** Given request **
Give the number of lines in the listing below that include the word "arbeidsgiver", with nothing more.

** Data for the task **
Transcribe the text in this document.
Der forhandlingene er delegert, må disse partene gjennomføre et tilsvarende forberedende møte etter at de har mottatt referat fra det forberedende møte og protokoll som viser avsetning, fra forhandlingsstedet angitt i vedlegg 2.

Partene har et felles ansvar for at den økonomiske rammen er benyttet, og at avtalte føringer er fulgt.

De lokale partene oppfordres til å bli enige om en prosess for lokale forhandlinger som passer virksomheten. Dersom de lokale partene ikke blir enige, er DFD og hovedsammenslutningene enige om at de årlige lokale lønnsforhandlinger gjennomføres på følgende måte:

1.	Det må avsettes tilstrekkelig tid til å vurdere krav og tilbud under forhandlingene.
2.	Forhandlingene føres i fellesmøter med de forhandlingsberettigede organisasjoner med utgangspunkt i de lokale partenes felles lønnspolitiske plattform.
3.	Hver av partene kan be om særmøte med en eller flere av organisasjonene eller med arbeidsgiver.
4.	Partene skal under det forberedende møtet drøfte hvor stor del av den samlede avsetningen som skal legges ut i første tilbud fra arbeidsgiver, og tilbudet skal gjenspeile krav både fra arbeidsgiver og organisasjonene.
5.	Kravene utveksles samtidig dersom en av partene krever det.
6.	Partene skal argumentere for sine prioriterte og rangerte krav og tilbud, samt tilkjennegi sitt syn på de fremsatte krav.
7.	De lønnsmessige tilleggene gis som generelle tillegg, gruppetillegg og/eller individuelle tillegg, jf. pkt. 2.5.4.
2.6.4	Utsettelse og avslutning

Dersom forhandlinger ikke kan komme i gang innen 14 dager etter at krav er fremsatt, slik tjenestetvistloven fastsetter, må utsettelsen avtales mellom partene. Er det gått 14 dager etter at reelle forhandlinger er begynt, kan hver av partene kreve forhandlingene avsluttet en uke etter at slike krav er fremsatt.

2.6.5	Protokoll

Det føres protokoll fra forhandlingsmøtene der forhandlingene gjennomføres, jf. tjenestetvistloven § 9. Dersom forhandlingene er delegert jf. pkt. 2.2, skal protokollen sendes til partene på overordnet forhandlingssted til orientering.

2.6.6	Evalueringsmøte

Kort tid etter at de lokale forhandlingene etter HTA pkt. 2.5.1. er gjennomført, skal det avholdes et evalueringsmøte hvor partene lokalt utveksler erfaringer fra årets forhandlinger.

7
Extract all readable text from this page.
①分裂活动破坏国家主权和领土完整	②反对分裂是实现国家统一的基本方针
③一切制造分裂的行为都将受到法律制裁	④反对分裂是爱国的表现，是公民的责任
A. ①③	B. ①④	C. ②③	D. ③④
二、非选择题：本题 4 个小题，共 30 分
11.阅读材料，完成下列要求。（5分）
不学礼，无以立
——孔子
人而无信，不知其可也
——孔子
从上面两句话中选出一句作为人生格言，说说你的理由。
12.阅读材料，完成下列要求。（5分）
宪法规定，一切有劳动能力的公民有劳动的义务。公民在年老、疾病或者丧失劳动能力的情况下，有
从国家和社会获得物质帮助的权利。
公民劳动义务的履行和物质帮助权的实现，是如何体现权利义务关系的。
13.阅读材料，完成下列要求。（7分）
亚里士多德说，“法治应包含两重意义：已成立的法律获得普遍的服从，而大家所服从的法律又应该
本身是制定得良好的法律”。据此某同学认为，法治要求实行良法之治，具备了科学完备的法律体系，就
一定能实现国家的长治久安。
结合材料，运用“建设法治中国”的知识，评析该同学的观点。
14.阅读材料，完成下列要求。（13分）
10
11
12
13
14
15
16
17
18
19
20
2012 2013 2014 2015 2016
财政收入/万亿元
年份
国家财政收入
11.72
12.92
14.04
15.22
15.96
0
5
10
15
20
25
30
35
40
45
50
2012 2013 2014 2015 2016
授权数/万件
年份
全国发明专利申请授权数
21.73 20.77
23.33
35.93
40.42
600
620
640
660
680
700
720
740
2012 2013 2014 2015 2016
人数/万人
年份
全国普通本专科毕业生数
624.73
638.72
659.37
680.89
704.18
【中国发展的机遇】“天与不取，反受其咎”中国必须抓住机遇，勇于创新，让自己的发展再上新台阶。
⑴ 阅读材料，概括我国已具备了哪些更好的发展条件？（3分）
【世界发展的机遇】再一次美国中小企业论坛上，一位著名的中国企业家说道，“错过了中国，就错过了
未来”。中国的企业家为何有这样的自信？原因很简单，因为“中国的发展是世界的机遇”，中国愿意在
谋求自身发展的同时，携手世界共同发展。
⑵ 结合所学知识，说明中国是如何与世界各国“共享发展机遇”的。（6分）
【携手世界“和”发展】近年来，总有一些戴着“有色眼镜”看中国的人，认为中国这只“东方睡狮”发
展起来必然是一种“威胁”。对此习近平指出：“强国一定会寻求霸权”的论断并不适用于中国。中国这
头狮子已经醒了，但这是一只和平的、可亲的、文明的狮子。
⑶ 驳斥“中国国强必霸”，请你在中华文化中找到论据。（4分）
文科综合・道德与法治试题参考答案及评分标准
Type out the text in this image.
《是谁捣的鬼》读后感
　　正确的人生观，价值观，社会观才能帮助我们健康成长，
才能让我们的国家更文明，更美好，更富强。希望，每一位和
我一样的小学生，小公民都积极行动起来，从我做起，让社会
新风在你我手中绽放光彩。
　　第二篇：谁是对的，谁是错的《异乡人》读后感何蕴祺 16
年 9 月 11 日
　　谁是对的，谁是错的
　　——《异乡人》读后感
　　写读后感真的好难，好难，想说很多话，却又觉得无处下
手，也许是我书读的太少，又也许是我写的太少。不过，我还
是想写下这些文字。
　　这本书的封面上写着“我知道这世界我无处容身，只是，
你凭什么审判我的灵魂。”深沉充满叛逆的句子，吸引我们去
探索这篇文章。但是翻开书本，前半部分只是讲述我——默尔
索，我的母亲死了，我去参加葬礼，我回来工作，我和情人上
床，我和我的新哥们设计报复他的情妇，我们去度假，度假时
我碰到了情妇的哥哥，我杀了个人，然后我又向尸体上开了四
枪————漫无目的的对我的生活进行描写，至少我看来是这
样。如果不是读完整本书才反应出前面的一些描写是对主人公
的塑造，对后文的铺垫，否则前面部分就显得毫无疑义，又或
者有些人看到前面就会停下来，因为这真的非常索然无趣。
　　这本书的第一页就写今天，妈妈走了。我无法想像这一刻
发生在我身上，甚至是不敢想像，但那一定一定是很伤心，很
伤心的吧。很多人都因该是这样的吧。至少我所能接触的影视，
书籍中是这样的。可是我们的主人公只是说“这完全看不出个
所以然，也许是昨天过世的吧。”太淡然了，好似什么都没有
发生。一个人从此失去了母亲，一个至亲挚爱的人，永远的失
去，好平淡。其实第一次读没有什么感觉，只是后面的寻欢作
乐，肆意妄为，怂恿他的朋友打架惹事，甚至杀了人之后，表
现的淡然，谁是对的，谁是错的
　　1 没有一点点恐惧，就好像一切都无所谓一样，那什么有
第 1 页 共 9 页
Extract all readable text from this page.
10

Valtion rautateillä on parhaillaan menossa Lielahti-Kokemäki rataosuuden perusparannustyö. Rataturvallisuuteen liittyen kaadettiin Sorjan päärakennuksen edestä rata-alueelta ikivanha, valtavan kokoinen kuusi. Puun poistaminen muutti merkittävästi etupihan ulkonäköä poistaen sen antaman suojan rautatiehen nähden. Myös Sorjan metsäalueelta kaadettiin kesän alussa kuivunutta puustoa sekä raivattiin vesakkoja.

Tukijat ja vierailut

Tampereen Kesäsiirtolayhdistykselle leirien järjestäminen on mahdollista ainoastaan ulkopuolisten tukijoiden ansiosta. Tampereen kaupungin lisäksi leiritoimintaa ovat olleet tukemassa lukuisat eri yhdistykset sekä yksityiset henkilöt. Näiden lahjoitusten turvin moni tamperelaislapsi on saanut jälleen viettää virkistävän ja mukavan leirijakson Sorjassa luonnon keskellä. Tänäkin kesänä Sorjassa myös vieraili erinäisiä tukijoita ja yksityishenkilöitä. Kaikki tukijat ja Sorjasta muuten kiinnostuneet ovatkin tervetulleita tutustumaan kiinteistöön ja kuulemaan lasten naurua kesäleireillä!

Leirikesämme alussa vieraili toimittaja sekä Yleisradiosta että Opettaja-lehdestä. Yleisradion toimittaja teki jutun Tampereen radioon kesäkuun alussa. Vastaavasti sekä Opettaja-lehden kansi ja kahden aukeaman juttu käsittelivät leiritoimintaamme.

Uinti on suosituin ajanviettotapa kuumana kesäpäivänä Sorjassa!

** Written answer **
2